== Data for the task
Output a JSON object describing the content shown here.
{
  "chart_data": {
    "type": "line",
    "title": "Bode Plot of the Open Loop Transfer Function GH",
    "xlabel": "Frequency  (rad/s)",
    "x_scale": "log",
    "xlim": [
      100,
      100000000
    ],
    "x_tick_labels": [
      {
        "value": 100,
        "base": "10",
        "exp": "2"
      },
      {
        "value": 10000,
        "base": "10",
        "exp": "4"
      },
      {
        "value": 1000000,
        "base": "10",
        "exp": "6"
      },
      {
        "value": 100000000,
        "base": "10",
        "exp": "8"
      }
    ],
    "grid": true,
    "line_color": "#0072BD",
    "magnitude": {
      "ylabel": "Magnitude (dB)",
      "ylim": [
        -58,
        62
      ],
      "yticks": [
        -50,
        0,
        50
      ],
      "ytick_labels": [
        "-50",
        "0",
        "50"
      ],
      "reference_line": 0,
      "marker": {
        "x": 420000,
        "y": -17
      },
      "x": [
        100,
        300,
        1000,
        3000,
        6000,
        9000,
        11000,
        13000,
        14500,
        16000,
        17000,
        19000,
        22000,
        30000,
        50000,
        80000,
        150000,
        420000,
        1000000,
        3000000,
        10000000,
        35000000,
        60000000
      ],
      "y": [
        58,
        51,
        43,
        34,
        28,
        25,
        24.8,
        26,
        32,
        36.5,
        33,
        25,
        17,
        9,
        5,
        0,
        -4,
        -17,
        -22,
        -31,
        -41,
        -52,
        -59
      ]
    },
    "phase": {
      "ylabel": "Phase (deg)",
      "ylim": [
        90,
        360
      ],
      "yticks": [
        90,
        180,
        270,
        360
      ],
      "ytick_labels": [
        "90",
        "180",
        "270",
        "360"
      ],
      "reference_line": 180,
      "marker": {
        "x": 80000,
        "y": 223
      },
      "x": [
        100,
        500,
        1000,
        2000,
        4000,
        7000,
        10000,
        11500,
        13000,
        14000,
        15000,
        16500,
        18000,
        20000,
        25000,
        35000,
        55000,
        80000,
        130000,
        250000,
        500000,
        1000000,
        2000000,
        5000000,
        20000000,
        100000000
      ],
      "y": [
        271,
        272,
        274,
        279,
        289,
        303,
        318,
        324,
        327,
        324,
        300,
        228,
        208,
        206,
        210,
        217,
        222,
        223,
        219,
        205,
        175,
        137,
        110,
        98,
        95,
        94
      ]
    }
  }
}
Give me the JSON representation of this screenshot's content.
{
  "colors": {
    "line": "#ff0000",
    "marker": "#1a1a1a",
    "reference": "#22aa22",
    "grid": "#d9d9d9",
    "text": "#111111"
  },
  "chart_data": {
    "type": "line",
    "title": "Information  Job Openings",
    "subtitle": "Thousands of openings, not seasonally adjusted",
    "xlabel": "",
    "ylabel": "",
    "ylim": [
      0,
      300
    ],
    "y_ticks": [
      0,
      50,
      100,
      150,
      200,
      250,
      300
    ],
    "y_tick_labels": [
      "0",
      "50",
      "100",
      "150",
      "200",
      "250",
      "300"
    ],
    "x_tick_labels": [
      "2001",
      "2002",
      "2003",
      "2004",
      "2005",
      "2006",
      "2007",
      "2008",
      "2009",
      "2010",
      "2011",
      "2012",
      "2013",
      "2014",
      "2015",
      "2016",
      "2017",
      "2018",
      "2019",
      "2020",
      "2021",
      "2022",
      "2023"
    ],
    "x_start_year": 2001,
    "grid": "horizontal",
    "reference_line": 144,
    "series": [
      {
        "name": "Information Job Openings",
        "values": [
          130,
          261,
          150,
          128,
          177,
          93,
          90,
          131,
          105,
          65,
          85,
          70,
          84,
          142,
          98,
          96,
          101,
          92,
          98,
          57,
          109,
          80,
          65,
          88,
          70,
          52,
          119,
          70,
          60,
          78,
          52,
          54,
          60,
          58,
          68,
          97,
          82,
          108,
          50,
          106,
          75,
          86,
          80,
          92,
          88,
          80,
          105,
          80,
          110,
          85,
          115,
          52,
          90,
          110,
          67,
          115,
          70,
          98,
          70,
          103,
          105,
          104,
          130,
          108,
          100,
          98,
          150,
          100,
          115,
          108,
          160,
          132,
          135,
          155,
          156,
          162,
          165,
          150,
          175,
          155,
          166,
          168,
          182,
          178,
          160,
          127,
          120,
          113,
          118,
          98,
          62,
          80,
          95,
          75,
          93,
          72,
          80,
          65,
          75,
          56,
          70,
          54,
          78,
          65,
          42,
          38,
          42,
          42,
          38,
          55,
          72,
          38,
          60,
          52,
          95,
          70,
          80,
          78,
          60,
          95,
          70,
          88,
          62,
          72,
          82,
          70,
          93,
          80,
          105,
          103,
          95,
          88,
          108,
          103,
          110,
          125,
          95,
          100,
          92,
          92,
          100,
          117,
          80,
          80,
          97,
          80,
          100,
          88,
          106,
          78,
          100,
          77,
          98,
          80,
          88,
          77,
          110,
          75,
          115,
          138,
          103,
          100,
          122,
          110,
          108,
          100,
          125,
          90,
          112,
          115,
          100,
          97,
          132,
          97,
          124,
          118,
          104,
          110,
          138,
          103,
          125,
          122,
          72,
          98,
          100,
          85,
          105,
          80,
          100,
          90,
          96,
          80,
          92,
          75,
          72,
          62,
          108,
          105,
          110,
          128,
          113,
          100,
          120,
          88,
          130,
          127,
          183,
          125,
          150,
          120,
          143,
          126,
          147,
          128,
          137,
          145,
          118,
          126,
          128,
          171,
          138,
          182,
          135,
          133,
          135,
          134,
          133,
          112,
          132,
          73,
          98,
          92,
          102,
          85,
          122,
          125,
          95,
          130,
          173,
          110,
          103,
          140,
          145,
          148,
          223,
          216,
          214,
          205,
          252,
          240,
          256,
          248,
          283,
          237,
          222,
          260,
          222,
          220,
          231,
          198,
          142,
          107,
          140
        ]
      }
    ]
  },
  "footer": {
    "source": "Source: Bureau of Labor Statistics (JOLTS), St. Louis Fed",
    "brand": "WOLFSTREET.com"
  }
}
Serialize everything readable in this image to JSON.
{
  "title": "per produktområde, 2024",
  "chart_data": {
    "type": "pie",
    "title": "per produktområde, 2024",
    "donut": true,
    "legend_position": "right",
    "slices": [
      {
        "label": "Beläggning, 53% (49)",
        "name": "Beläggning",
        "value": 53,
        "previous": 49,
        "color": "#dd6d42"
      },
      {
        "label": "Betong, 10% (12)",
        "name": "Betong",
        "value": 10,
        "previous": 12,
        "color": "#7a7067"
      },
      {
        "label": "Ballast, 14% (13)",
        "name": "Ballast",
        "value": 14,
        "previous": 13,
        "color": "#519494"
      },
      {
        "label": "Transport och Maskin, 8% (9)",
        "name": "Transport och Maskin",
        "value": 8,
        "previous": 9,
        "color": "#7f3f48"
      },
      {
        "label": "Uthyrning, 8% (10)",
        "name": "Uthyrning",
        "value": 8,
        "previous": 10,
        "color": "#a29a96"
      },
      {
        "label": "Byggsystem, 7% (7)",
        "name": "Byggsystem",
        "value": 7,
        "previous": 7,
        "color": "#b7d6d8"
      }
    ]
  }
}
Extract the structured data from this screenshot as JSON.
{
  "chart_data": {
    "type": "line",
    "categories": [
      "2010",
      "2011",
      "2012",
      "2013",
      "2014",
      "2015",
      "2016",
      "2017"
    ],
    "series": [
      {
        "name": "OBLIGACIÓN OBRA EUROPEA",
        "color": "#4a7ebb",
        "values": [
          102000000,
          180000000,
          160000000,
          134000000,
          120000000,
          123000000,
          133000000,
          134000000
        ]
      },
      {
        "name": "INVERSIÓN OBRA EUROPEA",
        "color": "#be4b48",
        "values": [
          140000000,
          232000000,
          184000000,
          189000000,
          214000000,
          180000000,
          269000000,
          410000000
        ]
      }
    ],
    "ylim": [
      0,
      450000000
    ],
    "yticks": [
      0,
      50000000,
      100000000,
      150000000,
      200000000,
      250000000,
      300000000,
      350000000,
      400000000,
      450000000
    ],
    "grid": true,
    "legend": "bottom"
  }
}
====
Exercise brief
Identify all lines where the word "Byggsystem" shows up. Copy them.

Response
        "label": "Byggsystem, 7% (7)",
        "name": "Byggsystem",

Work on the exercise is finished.